REQUEST: Identify each row below that contains the string "frame", matching uppercase and lowercase exactly, and copy those rows.

INPUT MATERIAL:
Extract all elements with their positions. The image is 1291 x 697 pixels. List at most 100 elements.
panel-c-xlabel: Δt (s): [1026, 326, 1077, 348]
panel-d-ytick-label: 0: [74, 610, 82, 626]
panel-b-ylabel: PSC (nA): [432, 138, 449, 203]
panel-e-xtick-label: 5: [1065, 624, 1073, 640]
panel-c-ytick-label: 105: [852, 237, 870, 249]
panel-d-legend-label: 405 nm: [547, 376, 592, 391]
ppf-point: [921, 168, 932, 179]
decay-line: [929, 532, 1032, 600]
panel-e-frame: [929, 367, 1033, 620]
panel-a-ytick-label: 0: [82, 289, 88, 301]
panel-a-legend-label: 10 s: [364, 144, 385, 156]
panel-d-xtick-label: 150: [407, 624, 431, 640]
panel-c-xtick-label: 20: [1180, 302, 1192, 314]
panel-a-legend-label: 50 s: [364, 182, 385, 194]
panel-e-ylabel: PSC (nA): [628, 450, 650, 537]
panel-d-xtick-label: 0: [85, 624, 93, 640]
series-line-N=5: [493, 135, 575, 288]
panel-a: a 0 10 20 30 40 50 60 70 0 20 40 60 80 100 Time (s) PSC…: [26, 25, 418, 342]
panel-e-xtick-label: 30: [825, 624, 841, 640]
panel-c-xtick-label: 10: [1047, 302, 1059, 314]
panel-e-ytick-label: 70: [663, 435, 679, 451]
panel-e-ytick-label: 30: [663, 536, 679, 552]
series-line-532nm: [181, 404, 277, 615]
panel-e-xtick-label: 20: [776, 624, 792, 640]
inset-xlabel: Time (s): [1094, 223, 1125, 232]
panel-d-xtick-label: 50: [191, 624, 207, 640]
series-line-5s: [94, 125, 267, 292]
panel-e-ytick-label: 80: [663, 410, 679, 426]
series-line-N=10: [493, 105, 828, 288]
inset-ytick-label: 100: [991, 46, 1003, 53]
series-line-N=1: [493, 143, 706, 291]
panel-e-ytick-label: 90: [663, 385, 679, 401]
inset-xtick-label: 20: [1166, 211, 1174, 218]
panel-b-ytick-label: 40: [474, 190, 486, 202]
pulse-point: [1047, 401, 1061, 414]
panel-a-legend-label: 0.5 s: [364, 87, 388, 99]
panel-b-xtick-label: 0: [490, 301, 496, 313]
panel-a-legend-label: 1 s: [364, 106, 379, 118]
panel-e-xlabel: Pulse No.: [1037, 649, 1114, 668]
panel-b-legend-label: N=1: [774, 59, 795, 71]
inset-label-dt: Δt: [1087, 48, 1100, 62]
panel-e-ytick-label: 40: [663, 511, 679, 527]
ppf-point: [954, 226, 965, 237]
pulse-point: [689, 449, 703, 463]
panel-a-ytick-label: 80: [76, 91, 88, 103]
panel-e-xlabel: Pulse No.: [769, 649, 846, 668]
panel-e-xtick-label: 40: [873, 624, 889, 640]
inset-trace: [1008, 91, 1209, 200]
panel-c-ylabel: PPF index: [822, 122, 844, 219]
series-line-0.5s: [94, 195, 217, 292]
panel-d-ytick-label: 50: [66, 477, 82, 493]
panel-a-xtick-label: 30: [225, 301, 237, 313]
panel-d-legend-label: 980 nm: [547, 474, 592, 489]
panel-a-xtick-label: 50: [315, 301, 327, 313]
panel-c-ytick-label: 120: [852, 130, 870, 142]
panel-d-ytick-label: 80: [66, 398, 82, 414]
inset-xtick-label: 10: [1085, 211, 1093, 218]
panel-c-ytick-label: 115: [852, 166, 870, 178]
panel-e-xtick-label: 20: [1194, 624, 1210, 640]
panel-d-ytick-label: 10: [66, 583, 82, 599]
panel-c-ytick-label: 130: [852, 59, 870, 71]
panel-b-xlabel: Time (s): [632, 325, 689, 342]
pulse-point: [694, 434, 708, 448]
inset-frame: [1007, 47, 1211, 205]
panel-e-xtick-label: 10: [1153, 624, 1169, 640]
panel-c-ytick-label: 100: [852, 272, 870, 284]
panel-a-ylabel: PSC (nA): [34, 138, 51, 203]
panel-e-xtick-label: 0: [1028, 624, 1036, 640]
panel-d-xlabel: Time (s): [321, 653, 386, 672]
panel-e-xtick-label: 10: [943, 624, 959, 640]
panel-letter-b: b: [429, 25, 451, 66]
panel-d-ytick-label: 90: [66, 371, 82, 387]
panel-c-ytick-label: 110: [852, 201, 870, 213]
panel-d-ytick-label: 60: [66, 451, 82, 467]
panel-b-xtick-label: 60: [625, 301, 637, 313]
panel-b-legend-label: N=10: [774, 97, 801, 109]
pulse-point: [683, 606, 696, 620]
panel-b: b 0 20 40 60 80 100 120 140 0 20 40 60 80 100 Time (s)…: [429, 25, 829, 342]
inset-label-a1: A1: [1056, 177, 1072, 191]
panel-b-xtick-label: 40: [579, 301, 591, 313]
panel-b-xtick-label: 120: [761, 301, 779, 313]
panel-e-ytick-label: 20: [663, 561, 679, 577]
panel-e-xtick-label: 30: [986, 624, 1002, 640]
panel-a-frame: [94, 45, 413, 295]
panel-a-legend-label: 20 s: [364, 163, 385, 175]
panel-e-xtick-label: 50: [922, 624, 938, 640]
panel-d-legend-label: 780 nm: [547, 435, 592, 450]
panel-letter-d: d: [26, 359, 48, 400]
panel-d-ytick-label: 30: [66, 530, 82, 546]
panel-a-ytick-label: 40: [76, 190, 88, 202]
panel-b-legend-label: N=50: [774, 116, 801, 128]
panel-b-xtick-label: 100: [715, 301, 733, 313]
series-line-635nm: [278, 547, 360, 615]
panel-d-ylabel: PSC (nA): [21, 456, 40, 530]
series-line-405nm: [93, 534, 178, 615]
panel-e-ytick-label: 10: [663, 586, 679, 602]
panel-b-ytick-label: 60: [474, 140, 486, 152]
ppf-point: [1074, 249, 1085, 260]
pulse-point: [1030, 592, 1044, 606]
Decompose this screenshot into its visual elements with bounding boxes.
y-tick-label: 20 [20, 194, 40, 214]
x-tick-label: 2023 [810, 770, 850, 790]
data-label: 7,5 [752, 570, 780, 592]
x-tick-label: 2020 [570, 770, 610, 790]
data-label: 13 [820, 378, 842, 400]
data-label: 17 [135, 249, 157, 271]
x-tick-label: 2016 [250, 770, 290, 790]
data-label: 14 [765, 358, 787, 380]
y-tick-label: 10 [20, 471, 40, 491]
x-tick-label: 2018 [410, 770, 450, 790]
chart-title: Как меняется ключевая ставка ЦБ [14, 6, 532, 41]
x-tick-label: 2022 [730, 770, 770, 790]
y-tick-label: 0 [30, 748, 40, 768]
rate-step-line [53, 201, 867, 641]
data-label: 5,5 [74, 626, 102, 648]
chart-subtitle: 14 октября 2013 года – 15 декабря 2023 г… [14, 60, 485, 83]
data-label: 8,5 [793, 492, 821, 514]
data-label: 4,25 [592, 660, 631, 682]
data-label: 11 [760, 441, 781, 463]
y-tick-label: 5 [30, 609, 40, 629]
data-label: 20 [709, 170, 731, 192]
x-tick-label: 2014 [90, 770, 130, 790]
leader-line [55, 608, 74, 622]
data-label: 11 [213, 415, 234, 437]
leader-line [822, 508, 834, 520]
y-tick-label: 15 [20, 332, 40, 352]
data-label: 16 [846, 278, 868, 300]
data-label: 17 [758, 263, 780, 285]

OUTPUT FOR THIS TASK:
panel-e-frame: [929, 367, 1033, 620]
inset-frame: [1007, 47, 1211, 205]
panel-a-frame: [94, 45, 413, 295]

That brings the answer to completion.